[Supplied data]
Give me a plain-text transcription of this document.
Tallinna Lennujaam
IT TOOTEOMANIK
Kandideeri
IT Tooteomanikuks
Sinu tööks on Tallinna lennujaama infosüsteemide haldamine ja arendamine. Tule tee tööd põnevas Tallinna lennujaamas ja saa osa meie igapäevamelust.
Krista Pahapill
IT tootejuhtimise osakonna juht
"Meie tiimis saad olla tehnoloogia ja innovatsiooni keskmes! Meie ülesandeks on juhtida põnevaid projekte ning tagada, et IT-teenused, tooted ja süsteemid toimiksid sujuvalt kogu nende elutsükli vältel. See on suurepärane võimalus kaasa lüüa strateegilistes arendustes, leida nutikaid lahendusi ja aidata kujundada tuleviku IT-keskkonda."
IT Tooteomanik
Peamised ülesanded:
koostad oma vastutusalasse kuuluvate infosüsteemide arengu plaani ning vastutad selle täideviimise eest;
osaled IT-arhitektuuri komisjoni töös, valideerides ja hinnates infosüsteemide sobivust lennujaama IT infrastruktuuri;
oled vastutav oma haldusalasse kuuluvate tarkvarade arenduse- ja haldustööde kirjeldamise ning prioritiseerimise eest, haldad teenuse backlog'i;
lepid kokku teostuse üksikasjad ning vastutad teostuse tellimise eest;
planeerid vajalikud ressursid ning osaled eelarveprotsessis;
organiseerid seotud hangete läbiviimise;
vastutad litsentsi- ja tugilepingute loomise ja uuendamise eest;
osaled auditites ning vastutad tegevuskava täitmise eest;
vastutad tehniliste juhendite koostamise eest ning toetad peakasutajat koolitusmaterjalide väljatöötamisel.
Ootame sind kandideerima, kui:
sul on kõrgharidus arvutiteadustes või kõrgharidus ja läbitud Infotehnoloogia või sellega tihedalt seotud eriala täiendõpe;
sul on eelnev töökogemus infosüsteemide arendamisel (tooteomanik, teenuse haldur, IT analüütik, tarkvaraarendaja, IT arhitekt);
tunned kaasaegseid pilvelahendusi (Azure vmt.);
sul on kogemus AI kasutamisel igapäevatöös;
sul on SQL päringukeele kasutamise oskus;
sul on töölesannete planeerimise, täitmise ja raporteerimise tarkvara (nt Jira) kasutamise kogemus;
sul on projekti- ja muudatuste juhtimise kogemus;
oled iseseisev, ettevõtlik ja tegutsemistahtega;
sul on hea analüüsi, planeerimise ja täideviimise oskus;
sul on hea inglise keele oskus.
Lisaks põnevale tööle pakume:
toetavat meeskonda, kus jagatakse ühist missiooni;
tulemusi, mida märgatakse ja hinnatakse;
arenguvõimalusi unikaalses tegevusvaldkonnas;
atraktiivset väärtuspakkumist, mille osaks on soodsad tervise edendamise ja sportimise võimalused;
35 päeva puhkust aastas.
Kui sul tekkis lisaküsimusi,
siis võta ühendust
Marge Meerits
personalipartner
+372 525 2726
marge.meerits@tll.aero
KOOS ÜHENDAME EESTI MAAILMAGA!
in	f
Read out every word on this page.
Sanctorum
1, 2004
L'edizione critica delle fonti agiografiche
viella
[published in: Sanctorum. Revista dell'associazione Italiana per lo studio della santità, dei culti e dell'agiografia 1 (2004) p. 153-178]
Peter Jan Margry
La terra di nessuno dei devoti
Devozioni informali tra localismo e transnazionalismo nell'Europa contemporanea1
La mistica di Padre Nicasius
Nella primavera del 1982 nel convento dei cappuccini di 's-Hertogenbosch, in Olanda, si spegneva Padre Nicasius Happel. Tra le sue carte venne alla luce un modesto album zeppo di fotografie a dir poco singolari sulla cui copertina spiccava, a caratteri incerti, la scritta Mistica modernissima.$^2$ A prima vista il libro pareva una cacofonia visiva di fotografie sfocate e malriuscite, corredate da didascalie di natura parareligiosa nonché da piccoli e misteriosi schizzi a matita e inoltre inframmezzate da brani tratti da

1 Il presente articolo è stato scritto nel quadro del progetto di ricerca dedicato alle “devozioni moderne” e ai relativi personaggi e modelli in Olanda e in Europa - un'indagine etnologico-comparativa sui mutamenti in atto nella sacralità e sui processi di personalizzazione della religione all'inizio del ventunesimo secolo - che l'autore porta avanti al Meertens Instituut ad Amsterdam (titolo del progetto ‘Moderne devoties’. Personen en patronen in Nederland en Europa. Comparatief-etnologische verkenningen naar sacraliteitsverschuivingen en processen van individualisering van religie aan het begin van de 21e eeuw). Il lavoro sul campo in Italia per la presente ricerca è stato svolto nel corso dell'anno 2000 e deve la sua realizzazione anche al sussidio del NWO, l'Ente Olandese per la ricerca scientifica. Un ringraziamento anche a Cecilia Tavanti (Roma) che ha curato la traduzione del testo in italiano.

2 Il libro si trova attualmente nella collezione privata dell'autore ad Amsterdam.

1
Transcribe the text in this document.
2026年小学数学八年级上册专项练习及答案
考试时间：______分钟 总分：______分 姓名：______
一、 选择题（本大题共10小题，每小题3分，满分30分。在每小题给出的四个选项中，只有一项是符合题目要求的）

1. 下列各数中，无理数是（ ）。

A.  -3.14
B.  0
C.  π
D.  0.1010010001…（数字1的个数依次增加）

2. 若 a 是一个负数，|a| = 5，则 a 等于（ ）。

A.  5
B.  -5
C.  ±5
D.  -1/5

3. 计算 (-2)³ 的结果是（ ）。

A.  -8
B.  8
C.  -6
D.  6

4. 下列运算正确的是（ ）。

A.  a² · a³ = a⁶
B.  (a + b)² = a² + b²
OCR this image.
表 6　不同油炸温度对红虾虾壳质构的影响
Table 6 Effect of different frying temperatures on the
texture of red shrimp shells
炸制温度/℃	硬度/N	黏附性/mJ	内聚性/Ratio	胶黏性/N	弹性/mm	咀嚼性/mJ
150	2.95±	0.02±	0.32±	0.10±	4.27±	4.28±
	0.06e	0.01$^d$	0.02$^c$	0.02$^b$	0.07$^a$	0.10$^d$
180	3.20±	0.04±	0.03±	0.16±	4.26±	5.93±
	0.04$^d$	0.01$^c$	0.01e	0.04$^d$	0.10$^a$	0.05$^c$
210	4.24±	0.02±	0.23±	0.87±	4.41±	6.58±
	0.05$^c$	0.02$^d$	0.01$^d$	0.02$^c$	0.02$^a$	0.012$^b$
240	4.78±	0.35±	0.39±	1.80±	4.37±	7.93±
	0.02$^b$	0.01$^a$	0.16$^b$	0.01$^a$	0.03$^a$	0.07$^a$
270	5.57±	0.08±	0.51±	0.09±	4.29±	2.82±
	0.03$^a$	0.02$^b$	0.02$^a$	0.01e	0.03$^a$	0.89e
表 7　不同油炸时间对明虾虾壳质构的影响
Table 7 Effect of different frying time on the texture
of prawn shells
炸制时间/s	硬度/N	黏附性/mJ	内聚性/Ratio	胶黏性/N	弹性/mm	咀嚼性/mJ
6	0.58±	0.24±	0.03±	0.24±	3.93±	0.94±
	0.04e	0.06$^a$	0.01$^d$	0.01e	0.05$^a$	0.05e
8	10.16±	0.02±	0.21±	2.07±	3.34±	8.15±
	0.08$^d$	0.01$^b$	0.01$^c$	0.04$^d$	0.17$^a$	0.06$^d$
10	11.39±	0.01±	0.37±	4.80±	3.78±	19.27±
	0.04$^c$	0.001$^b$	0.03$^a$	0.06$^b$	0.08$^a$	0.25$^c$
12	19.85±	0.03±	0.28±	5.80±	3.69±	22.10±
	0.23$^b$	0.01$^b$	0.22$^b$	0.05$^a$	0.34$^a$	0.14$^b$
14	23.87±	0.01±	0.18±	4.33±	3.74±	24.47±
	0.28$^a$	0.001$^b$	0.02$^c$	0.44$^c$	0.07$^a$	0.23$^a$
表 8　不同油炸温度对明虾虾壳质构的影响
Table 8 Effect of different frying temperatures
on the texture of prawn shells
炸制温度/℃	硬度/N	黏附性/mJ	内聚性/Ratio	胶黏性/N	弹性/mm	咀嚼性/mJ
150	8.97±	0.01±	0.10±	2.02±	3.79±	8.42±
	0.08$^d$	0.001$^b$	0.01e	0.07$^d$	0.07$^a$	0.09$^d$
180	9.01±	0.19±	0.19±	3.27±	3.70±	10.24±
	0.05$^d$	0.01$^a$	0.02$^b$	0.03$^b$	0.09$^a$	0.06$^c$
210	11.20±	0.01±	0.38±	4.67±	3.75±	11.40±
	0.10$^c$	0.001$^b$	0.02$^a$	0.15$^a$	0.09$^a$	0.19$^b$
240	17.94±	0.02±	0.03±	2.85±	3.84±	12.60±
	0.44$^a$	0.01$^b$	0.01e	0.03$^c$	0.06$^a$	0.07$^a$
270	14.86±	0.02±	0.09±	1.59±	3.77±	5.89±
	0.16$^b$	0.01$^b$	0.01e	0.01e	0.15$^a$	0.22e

[Do this] Identify and copy lines that hold the string "frying".

[Complete output]
Table 6 Effect of different frying temperatures on the
Table 7 Effect of different frying time on the texture
Table 8 Effect of different frying temperatures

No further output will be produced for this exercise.